Short task → Please print all of the material below, word for word.

Entries supplied →
^^^^
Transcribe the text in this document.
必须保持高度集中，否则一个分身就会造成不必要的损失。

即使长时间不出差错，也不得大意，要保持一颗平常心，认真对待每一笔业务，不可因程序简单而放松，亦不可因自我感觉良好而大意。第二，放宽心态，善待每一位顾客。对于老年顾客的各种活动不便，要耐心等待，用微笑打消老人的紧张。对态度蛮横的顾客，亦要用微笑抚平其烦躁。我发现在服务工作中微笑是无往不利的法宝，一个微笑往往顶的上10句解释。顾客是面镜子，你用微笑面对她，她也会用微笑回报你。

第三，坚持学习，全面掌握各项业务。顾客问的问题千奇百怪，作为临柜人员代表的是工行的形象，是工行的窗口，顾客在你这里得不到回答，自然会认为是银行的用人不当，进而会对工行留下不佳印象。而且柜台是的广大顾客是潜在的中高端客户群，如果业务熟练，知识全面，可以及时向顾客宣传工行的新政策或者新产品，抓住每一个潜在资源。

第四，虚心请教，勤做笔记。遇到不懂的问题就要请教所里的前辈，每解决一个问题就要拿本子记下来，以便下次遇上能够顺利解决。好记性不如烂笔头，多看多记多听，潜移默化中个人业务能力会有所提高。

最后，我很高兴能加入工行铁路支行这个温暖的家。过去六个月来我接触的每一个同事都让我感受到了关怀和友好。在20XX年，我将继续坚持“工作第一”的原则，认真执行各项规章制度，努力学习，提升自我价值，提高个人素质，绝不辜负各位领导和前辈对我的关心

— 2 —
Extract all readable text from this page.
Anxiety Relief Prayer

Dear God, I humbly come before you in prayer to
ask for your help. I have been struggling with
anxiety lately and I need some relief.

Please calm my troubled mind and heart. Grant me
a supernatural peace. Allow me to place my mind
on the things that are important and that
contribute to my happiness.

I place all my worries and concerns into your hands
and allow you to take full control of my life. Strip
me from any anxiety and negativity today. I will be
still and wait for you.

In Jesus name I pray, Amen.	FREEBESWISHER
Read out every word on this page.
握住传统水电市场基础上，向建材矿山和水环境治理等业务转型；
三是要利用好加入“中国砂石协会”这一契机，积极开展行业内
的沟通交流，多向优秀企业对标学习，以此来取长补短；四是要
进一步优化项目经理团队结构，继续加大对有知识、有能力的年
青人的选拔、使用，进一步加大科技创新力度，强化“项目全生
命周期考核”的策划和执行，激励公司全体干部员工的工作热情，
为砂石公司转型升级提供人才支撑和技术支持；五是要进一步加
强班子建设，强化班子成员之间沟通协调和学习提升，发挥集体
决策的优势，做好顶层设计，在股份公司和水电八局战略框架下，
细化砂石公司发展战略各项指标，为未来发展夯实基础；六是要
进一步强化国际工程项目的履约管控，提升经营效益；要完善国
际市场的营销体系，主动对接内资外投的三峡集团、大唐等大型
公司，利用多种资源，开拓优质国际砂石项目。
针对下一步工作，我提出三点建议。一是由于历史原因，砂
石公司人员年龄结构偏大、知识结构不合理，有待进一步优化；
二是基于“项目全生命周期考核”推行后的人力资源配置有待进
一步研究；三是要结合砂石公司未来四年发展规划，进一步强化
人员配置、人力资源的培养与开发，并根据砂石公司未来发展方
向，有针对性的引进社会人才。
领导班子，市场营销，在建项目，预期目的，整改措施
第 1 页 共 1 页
^^^^
Expected answer →
Transcribe the text in this document.
必须保持高度集中，否则一个分身就会造成不必要的损失。

即使长时间不出差错，也不得大意，要保持一颗平常心，认真对待每一笔业务，不可因程序简单而放松，亦不可因自我感觉良好而大意。第二，放宽心态，善待每一位顾客。对于老年顾客的各种活动不便，要耐心等待，用微笑打消老人的紧张。对态度蛮横的顾客，亦要用微笑抚平其烦躁。我发现在服务工作中微笑是无往不利的法宝，一个微笑往往顶的上10句解释。顾客是面镜子，你用微笑面对她，她也会用微笑回报你。

第三，坚持学习，全面掌握各项业务。顾客问的问题千奇百怪，作为临柜人员代表的是工行的形象，是工行的窗口，顾客在你这里得不到回答，自然会认为是银行的用人不当，进而会对工行留下不佳印象。而且柜台是的广大顾客是潜在的中高端客户群，如果业务熟练，知识全面，可以及时向顾客宣传工行的新政策或者新产品，抓住每一个潜在资源。

第四，虚心请教，勤做笔记。遇到不懂的问题就要请教所里的前辈，每解决一个问题就要拿本子记下来，以便下次遇上能够顺利解决。好记性不如烂笔头，多看多记多听，潜移默化中个人业务能力会有所提高。

最后，我很高兴能加入工行铁路支行这个温暖的家。过去六个月来我接触的每一个同事都让我感受到了关怀和友好。在20XX年，我将继续坚持“工作第一”的原则，认真执行各项规章制度，努力学习，提升自我价值，提高个人素质，绝不辜负各位领导和前辈对我的关心

— 2 —
Extract all readable text from this page.
Anxiety Relief Prayer

Dear God, I humbly come before you in prayer to
ask for your help. I have been struggling with
anxiety lately and I need some relief.

Please calm my troubled mind and heart. Grant me
a supernatural peace. Allow me to place my mind
on the things that are important and that
contribute to my happiness.

I place all my worries and concerns into your hands
and allow you to take full control of my life. Strip
me from any anxiety and negativity today. I will be
still and wait for you.

In Jesus name I pray, Amen.	FREEBESWISHER
Read out every word on this page.
握住传统水电市场基础上，向建材矿山和水环境治理等业务转型；
三是要利用好加入“中国砂石协会”这一契机，积极开展行业内
的沟通交流，多向优秀企业对标学习，以此来取长补短；四是要
进一步优化项目经理团队结构，继续加大对有知识、有能力的年
青人的选拔、使用，进一步加大科技创新力度，强化“项目全生
命周期考核”的策划和执行，激励公司全体干部员工的工作热情，
为砂石公司转型升级提供人才支撑和技术支持；五是要进一步加
强班子建设，强化班子成员之间沟通协调和学习提升，发挥集体
决策的优势，做好顶层设计，在股份公司和水电八局战略框架下，
细化砂石公司发展战略各项指标，为未来发展夯实基础；六是要
进一步强化国际工程项目的履约管控，提升经营效益；要完善国
际市场的营销体系，主动对接内资外投的三峡集团、大唐等大型
公司，利用多种资源，开拓优质国际砂石项目。
针对下一步工作，我提出三点建议。一是由于历史原因，砂
石公司人员年龄结构偏大、知识结构不合理，有待进一步优化；
二是基于“项目全生命周期考核”推行后的人力资源配置有待进
一步研究；三是要结合砂石公司未来四年发展规划，进一步强化
人员配置、人力资源的培养与开发，并根据砂石公司未来发展方
向，有针对性的引进社会人才。
领导班子，市场营销，在建项目，预期目的，整改措施
第 1 页 共 1 页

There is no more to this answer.